### [To be done]
Look through the listing for the word "timesteps". Copy each line that has it.

### [Data rows]
****************

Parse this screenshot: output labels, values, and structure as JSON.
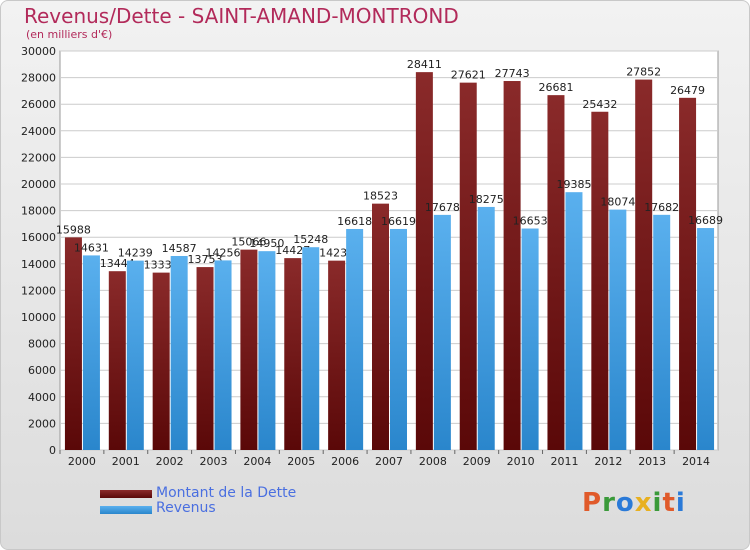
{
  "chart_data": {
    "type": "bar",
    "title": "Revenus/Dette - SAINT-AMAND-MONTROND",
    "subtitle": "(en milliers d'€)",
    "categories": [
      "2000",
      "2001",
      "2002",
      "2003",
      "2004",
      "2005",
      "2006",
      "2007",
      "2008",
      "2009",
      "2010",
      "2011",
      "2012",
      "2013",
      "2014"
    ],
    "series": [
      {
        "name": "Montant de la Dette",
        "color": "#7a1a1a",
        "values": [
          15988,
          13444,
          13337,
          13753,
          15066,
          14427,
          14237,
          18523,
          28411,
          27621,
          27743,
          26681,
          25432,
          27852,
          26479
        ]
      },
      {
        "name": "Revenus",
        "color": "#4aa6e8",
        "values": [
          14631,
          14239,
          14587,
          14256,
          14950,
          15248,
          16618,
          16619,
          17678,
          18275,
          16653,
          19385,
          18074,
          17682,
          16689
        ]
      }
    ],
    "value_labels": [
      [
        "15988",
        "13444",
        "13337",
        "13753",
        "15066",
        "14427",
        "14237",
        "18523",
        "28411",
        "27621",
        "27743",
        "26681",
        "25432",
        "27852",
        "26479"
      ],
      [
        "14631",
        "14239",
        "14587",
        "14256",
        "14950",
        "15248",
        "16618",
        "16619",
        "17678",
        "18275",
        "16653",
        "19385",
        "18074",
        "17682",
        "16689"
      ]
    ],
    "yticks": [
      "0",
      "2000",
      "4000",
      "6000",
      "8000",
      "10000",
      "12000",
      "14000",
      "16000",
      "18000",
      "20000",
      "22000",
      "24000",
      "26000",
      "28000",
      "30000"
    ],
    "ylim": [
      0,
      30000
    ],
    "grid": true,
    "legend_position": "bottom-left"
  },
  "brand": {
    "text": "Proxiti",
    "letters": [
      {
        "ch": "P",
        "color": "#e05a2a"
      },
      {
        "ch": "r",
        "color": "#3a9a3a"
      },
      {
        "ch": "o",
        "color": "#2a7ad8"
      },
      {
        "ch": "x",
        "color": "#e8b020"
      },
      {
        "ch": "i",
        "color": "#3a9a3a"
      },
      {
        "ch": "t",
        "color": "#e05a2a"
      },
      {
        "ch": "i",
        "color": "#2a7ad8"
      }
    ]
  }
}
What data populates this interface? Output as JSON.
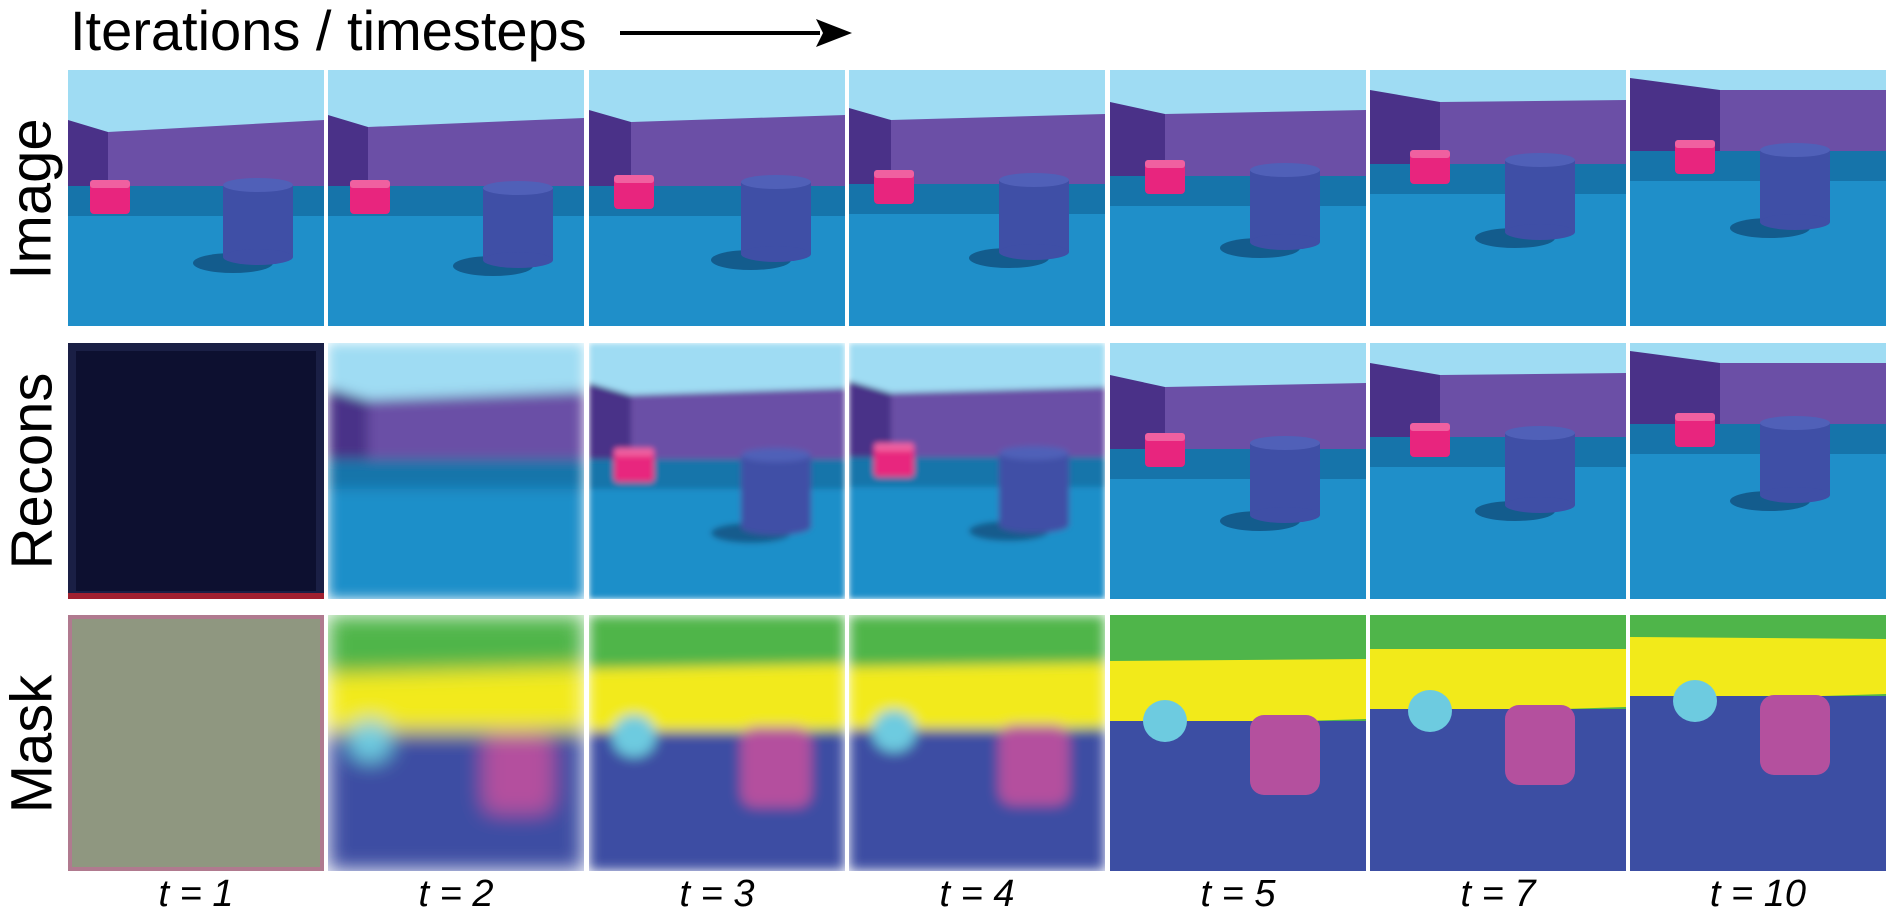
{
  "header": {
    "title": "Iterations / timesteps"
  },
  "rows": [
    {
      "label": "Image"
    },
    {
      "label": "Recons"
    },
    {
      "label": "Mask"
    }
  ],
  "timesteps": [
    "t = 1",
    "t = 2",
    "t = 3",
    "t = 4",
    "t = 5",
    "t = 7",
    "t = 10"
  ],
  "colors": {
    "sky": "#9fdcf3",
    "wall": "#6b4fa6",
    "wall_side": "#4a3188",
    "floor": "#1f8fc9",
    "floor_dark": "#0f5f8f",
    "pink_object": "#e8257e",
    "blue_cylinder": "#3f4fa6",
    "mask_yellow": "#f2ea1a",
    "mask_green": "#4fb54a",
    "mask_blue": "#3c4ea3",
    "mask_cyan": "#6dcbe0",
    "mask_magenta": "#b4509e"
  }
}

****************

### [Correct response]
    "title": "Iterations / timesteps"
  "timesteps": [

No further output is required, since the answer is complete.